### Set exercise
Copy out the rows word for word, starting at the first row and ending at the row that contains "1642, 1328, 1698]", with both of those rows included.

▼

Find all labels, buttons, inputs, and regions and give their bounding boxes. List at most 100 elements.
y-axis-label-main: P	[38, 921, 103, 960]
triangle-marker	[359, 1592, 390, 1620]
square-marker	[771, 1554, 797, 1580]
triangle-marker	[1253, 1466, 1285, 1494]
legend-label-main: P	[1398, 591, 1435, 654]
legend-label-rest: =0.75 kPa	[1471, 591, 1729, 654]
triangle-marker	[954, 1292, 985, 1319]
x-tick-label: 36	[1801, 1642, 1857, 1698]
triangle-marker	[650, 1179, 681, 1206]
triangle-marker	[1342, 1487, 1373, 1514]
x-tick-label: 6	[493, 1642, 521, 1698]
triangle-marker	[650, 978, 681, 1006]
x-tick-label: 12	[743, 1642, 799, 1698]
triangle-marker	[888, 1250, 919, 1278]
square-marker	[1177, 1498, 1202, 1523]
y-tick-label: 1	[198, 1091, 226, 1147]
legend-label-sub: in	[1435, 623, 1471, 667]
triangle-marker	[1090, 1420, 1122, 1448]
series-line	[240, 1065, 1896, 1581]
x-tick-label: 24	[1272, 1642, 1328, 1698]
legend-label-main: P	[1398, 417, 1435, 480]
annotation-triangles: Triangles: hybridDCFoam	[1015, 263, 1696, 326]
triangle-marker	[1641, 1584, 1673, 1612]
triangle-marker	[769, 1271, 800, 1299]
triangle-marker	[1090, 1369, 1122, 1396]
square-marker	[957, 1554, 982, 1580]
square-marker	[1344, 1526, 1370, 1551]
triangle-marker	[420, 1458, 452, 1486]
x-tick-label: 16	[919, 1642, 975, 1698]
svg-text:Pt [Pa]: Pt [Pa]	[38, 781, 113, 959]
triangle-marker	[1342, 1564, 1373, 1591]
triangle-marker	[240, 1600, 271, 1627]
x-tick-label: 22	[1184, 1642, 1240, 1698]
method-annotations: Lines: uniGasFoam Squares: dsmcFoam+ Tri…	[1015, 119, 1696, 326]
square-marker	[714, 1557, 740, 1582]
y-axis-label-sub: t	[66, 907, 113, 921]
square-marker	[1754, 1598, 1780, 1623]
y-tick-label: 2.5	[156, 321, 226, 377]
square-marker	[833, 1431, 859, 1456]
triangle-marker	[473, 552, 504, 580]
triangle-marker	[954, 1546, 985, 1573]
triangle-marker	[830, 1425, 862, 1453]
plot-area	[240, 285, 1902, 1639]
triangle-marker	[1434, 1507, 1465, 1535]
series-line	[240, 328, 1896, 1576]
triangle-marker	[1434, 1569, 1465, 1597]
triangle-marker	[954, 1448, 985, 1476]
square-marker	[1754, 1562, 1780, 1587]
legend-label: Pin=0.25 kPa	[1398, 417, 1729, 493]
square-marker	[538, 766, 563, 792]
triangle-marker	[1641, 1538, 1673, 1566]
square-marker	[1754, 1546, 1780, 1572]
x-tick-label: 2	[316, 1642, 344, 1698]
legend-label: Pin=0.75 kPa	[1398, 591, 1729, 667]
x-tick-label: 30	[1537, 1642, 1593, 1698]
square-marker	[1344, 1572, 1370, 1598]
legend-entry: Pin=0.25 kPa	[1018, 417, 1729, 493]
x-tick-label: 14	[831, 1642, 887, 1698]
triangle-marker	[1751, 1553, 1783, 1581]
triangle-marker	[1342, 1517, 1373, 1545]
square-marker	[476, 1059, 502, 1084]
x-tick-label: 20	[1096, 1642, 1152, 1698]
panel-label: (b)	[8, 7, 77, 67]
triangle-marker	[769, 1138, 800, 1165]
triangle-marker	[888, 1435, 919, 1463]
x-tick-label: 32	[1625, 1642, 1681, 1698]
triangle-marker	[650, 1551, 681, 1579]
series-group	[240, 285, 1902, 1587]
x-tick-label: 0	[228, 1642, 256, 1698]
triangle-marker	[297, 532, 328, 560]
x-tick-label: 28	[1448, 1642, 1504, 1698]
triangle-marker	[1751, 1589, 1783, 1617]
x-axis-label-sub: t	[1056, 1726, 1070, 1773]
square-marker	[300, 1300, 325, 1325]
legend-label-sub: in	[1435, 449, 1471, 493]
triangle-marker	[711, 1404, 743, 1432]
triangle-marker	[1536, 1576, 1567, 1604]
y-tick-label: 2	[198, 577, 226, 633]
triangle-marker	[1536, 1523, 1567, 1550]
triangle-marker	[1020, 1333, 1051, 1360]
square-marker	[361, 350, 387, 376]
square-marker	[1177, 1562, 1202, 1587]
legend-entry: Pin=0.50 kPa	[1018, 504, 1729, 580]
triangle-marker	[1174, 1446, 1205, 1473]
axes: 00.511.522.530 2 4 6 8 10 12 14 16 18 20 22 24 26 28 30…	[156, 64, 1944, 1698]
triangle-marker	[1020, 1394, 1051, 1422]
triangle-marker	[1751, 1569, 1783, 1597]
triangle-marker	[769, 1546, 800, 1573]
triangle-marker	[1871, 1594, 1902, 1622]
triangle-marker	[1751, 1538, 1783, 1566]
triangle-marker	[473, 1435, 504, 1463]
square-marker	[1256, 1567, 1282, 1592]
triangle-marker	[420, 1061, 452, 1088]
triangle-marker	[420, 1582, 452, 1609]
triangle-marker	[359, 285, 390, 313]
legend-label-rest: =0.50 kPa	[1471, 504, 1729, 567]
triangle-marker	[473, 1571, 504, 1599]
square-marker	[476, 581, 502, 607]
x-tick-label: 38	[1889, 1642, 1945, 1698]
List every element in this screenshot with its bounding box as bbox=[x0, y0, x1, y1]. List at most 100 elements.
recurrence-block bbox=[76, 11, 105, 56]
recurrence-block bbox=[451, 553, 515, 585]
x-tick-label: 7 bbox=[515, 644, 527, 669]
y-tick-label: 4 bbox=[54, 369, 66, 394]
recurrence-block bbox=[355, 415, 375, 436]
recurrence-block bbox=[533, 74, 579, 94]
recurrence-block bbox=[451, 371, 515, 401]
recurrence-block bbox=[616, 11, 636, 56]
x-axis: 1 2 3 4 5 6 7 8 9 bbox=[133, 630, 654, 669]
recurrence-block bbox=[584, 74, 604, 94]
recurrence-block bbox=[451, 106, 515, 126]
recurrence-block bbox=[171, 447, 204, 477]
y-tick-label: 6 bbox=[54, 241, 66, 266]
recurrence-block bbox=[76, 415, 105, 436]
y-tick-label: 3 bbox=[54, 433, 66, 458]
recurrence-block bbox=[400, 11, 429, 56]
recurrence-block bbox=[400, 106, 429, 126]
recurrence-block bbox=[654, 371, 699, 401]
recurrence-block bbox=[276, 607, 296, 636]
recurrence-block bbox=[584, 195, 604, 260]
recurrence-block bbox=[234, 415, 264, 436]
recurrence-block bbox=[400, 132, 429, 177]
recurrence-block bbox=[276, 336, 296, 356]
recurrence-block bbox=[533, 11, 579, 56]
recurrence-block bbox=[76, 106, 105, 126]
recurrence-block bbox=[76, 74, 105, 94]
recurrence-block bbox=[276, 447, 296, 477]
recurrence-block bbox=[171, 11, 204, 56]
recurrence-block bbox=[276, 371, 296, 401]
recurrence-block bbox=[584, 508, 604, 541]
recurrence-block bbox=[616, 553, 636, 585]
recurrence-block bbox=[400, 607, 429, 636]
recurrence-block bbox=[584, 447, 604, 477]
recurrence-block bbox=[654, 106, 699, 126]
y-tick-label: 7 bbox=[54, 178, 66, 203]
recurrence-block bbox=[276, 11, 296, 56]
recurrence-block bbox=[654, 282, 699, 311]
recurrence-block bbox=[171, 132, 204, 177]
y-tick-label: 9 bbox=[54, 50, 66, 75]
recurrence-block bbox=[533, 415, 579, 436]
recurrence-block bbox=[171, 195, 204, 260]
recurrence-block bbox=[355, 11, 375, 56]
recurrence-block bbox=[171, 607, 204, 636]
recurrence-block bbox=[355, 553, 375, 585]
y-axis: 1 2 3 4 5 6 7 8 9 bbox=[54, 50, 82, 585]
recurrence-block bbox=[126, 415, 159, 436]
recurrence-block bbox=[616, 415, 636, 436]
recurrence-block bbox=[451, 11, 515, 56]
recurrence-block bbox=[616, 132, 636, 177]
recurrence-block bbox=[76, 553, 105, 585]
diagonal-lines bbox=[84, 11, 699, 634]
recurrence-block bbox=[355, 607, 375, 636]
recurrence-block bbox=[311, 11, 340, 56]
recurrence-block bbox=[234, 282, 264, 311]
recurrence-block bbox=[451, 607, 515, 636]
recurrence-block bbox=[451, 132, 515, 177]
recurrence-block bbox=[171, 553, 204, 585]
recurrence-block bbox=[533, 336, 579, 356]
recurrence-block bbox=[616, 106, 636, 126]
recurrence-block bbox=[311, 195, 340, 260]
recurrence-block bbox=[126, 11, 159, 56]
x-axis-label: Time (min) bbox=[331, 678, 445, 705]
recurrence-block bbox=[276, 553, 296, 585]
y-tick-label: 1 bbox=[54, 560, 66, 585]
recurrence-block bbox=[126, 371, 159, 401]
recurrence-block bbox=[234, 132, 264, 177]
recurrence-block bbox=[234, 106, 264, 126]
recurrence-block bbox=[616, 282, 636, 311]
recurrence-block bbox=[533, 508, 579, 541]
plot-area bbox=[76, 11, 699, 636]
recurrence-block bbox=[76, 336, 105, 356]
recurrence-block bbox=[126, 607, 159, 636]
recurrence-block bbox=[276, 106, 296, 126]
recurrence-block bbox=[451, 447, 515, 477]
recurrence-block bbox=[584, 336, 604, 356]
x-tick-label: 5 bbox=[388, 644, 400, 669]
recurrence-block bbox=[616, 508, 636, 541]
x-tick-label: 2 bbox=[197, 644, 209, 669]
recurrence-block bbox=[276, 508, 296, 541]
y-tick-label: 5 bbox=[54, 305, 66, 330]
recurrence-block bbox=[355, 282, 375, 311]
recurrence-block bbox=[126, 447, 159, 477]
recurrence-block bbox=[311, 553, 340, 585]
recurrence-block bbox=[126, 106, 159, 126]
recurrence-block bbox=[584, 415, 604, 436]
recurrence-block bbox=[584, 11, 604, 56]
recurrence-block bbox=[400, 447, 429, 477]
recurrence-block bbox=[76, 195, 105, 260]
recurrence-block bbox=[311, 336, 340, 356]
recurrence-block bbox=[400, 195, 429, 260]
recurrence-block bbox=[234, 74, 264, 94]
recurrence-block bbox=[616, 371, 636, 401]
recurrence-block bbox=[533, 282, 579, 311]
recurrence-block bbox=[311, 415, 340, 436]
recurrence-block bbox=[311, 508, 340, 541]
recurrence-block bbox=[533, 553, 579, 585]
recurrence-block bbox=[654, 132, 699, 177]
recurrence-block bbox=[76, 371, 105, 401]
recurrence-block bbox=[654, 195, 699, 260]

▲

### Written response
Find all labels, buttons, inputs, and regions and give their bounding boxes. List at most 100 elements.
y-axis-label-main: P	[38, 921, 103, 960]
triangle-marker	[359, 1592, 390, 1620]
square-marker	[771, 1554, 797, 1580]
triangle-marker	[1253, 1466, 1285, 1494]
legend-label-main: P	[1398, 591, 1435, 654]
legend-label-rest: =0.75 kPa	[1471, 591, 1729, 654]
triangle-marker	[954, 1292, 985, 1319]
x-tick-label: 36	[1801, 1642, 1857, 1698]
triangle-marker	[650, 1179, 681, 1206]
triangle-marker	[1342, 1487, 1373, 1514]
x-tick-label: 6	[493, 1642, 521, 1698]
triangle-marker	[650, 978, 681, 1006]
x-tick-label: 12	[743, 1642, 799, 1698]
triangle-marker	[888, 1250, 919, 1278]
square-marker	[1177, 1498, 1202, 1523]
y-tick-label: 1	[198, 1091, 226, 1147]
legend-label-sub: in	[1435, 623, 1471, 667]
triangle-marker	[1090, 1420, 1122, 1448]
series-line	[240, 1065, 1896, 1581]
x-tick-label: 24	[1272, 1642, 1328, 1698]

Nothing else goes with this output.